§ **Requirements**: Only the lines holding the string "this" are needed. Copy each one.

************

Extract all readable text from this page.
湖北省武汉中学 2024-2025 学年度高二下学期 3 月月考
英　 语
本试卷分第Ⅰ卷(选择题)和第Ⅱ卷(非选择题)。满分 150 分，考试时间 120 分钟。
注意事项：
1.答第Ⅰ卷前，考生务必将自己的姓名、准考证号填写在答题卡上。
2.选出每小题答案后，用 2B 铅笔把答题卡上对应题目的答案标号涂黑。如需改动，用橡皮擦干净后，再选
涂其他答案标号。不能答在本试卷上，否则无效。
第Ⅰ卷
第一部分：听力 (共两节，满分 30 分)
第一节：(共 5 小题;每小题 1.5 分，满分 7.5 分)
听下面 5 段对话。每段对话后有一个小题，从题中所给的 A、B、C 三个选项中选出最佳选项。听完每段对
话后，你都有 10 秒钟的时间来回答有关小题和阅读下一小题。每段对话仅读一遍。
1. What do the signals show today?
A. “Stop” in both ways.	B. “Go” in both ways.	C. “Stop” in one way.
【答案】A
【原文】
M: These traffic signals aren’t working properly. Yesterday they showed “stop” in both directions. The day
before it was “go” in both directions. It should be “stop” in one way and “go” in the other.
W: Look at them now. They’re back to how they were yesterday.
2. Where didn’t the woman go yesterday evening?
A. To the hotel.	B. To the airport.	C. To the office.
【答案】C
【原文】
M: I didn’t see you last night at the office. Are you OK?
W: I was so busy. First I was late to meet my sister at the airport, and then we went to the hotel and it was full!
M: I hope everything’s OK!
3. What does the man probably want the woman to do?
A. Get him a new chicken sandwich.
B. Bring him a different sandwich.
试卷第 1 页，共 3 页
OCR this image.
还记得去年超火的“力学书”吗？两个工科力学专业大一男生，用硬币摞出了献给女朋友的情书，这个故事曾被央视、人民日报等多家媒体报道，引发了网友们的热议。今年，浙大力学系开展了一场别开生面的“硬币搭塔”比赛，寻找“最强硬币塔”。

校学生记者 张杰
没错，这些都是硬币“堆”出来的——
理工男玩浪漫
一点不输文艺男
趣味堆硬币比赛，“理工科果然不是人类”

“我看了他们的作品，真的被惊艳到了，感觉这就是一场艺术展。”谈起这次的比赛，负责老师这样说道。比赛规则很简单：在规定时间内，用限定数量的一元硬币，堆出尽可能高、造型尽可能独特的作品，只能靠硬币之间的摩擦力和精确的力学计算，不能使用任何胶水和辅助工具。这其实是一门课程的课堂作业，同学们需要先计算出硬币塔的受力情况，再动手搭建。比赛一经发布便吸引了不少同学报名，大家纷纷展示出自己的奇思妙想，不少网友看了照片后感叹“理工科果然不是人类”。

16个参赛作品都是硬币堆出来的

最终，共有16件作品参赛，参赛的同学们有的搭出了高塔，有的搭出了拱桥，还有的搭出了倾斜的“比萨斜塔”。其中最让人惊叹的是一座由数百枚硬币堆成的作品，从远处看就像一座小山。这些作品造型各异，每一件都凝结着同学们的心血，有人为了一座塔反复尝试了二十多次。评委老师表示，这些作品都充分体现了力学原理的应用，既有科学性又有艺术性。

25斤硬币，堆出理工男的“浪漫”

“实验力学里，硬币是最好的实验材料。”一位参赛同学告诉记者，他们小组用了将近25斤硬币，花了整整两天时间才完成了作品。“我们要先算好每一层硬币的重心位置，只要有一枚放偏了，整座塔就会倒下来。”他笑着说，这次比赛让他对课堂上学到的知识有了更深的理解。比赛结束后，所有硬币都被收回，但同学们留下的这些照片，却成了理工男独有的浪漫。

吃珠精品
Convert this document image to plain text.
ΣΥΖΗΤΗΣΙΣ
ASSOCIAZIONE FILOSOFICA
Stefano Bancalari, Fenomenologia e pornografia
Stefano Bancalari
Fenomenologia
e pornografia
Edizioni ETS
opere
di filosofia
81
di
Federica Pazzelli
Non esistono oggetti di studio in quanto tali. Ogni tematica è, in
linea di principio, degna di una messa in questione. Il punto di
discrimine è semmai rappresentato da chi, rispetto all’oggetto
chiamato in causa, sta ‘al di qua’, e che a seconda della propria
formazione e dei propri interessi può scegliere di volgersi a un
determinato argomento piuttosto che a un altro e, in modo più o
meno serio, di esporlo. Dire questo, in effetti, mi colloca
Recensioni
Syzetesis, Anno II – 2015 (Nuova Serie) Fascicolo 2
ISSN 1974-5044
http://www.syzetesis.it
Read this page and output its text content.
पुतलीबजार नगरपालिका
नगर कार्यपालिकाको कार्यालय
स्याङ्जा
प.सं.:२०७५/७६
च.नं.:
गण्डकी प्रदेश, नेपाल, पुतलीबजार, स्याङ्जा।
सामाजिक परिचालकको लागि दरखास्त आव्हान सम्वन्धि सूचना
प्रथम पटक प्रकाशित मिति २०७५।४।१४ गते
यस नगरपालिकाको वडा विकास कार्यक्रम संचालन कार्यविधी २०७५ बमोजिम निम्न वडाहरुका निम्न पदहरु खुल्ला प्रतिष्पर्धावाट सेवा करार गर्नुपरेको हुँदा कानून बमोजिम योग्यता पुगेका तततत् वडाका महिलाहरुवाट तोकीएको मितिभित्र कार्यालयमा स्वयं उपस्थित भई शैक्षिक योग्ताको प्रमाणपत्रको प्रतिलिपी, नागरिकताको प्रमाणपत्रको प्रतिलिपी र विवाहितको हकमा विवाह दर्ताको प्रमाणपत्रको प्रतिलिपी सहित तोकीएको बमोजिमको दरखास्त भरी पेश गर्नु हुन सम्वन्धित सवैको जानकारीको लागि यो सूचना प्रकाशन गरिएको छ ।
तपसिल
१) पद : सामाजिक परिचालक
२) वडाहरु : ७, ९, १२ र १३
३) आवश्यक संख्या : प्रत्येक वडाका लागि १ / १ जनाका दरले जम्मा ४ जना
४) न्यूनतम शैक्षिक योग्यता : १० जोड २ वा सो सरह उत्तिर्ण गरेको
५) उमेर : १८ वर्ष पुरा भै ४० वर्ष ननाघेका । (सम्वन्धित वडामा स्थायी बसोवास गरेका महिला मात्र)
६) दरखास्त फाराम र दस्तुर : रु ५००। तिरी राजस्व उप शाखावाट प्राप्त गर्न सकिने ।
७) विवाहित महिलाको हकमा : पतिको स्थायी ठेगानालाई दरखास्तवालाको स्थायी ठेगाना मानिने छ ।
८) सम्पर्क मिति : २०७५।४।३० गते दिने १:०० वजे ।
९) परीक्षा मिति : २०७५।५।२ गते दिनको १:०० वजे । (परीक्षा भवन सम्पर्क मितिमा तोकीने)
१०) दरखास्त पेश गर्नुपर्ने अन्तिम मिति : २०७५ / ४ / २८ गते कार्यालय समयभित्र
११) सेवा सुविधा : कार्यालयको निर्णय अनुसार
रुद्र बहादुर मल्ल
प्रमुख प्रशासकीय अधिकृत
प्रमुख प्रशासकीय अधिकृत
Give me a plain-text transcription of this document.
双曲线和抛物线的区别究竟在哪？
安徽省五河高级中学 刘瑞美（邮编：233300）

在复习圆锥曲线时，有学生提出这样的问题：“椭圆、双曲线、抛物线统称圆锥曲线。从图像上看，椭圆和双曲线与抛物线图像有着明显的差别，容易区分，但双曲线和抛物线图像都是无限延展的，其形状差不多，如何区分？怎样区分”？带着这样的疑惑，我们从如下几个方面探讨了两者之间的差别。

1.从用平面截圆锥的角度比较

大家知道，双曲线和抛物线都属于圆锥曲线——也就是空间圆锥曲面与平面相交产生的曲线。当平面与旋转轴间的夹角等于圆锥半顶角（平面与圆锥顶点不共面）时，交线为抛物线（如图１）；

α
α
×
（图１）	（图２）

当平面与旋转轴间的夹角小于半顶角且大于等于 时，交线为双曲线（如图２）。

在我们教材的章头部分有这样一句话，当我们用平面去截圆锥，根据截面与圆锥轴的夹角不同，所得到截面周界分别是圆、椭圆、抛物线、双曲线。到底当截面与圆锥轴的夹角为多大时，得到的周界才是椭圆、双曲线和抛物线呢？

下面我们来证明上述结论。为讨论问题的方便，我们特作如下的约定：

************

§ **Full solution**:
Extract all readable text from this page.
OCR this image.
Convert this document image to plain text.
Read this page and output its text content.
Give me a plain-text transcription of this document.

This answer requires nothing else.